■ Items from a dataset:

-- start --

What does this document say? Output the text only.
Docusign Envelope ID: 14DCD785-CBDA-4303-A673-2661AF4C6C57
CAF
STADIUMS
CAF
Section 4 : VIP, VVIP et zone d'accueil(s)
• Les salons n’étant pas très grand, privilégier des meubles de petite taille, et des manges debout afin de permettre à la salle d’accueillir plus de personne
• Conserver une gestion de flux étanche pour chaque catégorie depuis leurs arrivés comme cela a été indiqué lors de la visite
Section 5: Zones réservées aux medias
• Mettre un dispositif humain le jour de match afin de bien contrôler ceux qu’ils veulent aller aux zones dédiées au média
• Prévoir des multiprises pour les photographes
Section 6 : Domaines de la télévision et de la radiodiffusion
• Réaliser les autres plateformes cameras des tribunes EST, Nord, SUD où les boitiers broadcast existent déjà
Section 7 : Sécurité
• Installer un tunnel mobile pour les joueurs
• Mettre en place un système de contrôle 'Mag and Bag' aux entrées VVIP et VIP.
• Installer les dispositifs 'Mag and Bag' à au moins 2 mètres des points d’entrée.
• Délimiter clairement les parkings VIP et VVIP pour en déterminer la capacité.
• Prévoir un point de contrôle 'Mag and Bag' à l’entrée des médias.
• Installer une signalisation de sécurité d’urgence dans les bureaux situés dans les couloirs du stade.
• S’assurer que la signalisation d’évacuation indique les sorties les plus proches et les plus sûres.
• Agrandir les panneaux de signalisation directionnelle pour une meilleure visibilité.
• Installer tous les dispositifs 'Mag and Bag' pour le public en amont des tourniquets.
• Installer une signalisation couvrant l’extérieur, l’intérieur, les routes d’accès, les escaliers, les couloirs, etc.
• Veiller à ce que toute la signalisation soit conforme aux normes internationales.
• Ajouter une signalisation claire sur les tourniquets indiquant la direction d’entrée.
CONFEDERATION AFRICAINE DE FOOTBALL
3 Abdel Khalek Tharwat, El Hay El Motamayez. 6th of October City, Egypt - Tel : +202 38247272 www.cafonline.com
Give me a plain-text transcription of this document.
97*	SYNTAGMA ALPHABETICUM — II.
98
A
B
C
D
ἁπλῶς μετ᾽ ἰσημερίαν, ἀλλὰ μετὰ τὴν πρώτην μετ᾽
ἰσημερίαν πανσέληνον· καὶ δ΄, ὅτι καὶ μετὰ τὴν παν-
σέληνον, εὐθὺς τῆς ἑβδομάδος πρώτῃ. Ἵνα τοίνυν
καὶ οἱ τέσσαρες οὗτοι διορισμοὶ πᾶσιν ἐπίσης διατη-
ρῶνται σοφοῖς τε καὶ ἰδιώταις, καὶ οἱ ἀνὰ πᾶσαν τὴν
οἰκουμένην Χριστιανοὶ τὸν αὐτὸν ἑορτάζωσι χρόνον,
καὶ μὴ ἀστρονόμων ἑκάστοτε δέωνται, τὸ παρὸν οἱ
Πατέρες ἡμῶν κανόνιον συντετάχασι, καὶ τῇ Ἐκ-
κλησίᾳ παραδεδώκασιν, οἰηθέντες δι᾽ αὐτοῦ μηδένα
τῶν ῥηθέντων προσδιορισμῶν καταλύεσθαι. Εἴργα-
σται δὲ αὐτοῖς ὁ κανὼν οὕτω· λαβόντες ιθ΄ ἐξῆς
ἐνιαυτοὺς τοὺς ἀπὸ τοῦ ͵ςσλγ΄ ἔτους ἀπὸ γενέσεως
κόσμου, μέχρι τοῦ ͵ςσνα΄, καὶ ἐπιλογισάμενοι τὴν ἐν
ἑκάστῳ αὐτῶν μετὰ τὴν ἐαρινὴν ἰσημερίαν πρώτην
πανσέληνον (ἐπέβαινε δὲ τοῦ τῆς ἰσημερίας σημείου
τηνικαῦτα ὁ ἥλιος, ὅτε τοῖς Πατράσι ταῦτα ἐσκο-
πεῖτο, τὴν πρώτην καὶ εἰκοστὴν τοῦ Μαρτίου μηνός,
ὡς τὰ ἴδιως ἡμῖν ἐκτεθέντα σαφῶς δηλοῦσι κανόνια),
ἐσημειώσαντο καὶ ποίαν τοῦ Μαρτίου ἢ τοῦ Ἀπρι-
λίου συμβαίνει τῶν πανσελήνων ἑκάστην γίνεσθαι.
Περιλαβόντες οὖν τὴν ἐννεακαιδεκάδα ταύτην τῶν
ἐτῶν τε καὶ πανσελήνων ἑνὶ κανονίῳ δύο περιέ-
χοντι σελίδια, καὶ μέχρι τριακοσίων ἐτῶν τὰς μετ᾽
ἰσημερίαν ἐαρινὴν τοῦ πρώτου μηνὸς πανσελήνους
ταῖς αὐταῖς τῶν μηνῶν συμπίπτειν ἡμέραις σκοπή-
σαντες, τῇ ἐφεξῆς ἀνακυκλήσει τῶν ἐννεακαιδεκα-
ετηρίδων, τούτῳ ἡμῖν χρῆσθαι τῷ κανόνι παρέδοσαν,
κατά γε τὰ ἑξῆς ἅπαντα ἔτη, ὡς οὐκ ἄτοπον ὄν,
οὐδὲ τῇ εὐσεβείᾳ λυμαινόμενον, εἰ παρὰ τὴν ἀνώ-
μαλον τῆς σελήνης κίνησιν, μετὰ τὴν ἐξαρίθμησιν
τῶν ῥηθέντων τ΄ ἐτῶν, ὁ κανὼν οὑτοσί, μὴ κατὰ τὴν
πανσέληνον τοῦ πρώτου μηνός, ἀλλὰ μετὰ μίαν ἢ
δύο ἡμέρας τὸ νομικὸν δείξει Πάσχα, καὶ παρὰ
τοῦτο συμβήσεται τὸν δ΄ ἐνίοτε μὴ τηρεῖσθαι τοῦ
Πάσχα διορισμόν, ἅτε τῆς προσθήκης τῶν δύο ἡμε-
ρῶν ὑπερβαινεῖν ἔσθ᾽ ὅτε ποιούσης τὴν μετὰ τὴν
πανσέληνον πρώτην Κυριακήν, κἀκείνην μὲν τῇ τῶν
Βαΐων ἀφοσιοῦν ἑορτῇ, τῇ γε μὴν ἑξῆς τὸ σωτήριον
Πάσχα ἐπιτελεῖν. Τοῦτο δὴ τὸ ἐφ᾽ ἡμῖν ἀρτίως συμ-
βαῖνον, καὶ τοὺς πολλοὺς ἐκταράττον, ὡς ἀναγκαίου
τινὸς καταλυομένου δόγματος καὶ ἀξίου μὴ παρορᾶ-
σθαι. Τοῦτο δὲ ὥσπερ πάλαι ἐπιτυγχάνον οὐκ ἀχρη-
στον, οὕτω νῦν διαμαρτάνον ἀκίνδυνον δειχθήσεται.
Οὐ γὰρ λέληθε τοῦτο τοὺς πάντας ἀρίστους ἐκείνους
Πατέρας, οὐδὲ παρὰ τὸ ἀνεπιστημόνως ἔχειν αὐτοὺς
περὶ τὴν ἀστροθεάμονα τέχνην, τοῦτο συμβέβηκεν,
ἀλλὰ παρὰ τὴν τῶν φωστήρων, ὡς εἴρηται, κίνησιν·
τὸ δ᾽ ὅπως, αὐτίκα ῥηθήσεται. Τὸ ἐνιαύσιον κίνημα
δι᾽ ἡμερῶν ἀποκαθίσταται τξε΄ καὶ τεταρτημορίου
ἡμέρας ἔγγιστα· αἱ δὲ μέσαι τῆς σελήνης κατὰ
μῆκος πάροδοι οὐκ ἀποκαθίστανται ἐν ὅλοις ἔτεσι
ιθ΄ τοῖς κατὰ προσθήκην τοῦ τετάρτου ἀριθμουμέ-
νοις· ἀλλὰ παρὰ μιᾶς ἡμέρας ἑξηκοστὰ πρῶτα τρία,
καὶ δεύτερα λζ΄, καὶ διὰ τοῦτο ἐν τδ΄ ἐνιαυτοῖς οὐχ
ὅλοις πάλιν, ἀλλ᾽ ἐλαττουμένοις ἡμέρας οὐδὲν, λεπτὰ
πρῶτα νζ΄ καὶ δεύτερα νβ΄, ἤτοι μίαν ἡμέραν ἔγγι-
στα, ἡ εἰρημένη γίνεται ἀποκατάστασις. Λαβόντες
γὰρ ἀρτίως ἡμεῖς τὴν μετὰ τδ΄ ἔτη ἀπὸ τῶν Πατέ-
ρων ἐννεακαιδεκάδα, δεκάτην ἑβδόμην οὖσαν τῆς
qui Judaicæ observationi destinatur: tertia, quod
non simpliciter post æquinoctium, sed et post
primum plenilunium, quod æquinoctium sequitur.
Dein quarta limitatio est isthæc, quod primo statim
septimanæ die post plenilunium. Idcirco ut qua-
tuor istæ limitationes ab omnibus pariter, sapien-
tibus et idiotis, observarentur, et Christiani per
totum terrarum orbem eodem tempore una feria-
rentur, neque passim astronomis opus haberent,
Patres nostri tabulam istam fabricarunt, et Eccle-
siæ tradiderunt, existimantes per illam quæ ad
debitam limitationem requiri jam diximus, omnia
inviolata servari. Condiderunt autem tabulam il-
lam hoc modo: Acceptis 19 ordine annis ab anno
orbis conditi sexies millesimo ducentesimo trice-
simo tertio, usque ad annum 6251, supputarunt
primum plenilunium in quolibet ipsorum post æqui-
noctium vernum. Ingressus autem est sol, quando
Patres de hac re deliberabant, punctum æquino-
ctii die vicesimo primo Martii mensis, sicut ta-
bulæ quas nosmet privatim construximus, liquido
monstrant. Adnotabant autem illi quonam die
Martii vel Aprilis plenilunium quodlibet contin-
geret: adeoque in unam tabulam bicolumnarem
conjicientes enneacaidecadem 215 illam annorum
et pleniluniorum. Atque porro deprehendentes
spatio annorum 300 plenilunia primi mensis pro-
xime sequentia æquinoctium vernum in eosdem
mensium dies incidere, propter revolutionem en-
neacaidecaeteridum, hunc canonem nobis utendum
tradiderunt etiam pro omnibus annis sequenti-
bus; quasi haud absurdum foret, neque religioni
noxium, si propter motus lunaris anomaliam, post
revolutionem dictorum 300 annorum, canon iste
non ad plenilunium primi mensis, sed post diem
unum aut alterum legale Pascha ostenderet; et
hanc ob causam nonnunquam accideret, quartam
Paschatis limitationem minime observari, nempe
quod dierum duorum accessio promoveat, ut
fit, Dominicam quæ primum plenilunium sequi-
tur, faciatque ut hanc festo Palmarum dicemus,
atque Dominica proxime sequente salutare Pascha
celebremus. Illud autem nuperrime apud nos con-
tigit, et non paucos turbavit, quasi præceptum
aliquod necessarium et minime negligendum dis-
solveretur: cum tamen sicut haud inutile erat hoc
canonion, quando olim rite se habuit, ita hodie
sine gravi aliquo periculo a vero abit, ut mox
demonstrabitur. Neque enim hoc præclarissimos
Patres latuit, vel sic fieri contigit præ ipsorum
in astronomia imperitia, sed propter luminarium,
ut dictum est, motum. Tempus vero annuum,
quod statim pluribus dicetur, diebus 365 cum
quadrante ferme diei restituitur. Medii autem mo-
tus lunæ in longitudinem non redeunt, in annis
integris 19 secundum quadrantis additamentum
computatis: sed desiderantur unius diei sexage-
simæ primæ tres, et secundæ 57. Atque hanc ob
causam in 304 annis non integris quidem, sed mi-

-- end --

■ What to work on:
Every line that holds the word "κατὰ" should be extracted.

■ The completed task:
τῶν ῥηθέντων τ΄ ἐτῶν, ὁ κανὼν οὑτοσί, μὴ κατὰ τὴν
ἡμέρας ἔγγιστα· αἱ δὲ μέσαι τῆς σελήνης κατὰ
ιθ΄ τοῖς κατὰ προσθήκην τοῦ τετάρτου ἀριθμουμέ-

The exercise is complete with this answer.